Source data ::
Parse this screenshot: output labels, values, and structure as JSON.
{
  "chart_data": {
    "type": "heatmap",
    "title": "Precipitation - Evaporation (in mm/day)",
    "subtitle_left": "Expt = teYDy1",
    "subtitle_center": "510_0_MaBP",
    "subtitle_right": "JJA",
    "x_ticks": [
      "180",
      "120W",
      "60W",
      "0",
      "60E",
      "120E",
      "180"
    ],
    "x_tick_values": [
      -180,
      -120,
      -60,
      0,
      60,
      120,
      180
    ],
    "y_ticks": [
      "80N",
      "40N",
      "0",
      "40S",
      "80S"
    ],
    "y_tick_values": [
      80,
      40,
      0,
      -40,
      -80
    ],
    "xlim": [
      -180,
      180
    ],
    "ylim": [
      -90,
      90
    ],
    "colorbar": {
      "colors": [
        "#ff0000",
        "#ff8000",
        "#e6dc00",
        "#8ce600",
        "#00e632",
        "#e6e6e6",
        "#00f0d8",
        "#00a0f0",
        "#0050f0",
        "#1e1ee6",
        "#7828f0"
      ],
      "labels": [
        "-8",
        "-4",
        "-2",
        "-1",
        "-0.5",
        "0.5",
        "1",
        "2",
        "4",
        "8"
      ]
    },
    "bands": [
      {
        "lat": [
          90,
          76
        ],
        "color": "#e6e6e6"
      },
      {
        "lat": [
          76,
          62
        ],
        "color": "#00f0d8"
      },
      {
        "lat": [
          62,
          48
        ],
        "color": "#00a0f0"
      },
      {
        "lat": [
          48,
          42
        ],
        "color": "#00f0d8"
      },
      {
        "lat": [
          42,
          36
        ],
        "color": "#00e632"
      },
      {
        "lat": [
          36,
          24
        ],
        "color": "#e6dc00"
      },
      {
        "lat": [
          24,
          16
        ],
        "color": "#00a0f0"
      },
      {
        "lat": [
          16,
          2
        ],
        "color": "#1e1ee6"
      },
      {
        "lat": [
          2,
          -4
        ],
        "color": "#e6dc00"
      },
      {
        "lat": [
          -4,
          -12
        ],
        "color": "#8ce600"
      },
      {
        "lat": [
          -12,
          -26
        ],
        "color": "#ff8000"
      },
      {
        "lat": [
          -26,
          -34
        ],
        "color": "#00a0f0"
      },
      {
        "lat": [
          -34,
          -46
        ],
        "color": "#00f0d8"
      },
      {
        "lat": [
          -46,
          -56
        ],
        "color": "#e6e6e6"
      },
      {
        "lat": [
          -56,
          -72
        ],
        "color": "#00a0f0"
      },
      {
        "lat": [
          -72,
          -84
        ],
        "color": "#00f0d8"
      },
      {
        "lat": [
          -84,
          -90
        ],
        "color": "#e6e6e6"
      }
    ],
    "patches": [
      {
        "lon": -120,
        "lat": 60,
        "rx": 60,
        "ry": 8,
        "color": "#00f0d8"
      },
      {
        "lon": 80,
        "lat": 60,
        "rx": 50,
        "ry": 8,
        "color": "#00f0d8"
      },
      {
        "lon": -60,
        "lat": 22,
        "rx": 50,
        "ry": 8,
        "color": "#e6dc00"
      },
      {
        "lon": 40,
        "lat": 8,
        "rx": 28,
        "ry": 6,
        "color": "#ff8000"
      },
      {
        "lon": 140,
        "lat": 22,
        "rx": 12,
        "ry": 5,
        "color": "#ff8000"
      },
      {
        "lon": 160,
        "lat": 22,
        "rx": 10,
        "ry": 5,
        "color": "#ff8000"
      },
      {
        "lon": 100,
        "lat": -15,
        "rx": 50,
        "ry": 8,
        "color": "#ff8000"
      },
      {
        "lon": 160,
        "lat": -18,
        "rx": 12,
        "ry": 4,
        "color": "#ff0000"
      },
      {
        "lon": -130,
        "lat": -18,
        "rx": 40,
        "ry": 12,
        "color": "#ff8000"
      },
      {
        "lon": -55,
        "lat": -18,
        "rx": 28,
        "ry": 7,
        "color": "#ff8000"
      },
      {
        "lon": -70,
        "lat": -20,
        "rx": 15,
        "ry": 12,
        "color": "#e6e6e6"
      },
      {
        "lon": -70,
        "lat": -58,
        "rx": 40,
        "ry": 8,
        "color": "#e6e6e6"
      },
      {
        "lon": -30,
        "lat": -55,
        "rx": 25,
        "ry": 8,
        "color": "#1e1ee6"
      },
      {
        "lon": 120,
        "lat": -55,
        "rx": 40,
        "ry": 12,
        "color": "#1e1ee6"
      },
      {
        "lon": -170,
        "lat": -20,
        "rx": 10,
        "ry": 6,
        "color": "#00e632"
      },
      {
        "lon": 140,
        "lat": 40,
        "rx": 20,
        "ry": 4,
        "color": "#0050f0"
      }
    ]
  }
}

Request :: Work out how many lines of the material above contain the word "labels", then give only that figure.

Finished answer :: 2